THE PROBLEM
Scan the material below for the string "shutterstock", and copy every line where it shows up.

(Saved entries)
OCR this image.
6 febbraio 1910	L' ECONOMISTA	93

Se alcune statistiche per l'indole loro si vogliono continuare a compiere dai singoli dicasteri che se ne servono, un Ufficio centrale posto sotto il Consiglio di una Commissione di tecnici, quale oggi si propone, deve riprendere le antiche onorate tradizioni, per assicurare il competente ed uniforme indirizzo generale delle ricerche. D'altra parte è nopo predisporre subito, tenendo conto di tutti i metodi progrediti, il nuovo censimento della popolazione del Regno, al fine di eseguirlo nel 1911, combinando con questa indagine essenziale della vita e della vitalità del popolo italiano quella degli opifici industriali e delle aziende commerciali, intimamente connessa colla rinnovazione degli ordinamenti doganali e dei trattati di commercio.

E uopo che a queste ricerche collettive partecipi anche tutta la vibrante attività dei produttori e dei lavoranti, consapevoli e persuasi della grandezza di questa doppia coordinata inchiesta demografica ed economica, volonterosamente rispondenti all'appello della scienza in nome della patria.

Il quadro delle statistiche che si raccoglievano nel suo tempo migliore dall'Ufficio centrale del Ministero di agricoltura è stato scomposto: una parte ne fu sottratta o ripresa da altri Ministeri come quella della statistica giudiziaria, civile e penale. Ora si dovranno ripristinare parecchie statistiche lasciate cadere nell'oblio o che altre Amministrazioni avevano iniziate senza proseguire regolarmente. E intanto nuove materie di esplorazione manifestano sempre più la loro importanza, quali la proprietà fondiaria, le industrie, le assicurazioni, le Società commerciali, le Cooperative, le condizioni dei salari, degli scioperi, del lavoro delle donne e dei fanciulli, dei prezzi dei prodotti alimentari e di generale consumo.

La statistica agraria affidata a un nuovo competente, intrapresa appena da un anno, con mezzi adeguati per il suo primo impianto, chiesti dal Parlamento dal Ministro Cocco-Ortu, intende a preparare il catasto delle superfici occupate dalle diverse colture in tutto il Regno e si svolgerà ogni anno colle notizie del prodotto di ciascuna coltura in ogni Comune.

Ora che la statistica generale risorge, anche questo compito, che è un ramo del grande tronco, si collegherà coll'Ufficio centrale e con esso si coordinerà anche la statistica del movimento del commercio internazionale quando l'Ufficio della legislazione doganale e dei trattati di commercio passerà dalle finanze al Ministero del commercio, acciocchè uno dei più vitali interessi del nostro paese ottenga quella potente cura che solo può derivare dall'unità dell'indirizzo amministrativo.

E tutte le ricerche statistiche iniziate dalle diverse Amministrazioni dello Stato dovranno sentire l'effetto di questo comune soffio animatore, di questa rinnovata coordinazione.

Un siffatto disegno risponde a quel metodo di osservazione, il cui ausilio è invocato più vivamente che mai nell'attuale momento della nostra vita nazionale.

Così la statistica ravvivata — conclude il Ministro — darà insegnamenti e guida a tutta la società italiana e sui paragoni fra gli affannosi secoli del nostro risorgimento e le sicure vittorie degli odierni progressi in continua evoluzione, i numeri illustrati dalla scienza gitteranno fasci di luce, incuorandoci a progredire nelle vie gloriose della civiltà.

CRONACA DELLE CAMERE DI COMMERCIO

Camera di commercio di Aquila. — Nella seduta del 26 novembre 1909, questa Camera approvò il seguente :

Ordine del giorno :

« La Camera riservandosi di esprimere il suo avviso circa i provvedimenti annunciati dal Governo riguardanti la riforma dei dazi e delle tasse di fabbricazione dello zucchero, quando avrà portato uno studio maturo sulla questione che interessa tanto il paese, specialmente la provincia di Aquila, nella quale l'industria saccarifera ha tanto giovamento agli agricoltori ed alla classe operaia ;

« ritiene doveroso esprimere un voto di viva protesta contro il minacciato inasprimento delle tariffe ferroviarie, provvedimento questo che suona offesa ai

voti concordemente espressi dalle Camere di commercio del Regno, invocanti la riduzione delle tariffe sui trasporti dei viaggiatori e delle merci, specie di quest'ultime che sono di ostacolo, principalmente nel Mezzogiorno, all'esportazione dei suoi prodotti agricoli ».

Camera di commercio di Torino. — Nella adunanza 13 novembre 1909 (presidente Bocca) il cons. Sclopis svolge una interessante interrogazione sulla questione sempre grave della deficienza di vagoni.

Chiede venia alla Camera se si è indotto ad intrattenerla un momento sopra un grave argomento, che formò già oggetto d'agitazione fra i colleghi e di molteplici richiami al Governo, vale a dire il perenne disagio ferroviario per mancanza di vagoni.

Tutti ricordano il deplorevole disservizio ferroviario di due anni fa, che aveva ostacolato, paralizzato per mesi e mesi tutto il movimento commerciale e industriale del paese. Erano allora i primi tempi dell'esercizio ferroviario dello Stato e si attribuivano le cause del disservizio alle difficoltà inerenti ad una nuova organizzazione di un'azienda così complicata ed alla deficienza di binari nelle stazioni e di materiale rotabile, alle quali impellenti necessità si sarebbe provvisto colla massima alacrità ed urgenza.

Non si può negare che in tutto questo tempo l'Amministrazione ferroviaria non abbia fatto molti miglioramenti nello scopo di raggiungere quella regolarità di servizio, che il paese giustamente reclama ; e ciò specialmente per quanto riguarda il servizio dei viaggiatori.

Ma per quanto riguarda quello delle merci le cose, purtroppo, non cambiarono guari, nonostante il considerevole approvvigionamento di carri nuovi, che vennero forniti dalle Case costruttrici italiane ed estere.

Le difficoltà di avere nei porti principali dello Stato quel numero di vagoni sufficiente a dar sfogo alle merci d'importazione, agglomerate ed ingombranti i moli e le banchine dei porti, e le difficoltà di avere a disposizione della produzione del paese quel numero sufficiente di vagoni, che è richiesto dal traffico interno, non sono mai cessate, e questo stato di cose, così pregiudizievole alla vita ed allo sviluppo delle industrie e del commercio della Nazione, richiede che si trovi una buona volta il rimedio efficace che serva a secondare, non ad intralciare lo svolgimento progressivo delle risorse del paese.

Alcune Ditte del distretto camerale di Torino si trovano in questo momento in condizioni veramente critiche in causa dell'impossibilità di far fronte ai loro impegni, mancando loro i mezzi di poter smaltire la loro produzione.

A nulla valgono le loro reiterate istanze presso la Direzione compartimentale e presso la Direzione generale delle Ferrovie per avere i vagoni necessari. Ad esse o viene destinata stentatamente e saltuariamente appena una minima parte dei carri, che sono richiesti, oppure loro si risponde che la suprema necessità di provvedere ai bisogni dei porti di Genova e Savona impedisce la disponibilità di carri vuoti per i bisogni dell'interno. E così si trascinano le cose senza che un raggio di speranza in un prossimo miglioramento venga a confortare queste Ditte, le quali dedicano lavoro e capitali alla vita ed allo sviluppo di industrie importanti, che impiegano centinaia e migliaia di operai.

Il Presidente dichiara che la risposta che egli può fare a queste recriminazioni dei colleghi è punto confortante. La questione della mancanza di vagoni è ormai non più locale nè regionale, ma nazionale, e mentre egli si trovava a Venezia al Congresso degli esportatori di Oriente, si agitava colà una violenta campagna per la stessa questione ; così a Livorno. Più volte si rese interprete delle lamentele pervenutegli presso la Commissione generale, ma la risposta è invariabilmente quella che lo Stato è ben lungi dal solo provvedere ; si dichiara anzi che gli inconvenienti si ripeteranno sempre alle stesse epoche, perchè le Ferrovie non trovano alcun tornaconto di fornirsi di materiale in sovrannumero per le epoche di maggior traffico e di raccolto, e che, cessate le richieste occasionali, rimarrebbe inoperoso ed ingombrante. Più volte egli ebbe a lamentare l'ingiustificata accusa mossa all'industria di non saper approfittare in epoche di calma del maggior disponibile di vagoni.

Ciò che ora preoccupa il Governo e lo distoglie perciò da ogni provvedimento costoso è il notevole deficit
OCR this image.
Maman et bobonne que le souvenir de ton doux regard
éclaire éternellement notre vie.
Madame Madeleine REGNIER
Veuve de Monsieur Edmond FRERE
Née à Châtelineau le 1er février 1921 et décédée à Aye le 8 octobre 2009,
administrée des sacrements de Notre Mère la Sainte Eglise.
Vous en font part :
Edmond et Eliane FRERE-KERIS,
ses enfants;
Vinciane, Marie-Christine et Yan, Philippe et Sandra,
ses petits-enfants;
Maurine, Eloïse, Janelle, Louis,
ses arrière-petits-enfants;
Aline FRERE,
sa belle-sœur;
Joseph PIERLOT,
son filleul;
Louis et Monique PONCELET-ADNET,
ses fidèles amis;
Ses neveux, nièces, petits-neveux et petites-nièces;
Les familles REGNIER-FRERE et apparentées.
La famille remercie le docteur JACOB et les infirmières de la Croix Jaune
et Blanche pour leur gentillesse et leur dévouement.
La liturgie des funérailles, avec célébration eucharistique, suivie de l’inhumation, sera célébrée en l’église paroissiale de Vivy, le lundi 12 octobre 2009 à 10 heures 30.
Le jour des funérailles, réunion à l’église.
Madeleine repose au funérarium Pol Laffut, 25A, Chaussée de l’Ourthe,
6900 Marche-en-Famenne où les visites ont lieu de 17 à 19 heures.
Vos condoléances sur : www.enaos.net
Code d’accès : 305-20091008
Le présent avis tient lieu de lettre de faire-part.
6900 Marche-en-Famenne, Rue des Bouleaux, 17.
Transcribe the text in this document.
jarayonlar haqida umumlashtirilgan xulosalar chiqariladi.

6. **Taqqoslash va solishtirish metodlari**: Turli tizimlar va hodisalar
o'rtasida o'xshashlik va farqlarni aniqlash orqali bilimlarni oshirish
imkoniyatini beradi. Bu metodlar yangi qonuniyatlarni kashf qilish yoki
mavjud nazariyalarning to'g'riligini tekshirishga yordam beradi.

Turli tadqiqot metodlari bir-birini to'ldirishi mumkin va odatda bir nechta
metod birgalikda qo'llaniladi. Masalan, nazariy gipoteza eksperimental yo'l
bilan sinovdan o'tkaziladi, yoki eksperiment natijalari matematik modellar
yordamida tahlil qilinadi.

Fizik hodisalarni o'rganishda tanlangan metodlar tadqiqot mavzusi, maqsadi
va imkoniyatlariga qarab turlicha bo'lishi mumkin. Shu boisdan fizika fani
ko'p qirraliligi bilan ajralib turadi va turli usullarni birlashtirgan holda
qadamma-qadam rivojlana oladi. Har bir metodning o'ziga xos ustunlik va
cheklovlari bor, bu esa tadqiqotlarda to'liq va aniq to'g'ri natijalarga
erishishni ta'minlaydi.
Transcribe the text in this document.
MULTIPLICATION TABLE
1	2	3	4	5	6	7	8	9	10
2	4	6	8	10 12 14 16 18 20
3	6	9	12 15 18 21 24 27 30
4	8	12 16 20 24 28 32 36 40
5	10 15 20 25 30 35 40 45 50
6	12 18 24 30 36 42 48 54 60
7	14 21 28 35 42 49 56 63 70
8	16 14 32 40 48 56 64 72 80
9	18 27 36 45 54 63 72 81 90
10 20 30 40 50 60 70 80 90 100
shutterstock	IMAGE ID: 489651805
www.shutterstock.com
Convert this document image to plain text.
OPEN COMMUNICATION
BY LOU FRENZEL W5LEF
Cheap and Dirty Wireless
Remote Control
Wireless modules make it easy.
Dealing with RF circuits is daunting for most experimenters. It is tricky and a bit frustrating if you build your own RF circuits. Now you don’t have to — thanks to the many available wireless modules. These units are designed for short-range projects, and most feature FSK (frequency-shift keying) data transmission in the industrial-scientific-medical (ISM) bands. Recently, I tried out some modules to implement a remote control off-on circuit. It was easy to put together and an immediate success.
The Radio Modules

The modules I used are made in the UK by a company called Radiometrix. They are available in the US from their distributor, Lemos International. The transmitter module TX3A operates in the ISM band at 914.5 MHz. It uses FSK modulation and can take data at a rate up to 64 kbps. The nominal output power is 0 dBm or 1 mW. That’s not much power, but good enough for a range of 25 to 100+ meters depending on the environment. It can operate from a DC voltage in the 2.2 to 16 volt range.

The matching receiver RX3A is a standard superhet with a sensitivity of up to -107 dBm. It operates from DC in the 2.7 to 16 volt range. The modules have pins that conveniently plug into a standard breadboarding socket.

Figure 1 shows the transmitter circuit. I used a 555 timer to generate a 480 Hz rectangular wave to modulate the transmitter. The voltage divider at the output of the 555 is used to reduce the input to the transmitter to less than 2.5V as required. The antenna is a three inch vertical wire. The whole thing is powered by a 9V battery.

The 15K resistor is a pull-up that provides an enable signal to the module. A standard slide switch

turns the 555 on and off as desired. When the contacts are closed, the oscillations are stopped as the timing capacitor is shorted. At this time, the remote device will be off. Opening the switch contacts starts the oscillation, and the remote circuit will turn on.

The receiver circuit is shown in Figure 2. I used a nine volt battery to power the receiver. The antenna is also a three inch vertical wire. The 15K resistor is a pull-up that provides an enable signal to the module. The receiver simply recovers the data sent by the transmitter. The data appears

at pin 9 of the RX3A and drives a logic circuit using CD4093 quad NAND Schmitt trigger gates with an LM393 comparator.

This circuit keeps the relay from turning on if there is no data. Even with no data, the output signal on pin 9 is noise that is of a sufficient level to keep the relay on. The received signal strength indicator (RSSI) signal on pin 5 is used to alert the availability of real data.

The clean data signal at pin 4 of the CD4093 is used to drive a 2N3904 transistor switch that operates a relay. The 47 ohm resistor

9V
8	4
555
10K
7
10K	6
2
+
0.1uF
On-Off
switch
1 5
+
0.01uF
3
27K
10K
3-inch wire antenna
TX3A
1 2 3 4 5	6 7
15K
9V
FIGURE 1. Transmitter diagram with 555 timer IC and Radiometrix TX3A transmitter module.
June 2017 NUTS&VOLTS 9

SOLUTION
shutterstock	IMAGE ID: 489651805
www.shutterstock.com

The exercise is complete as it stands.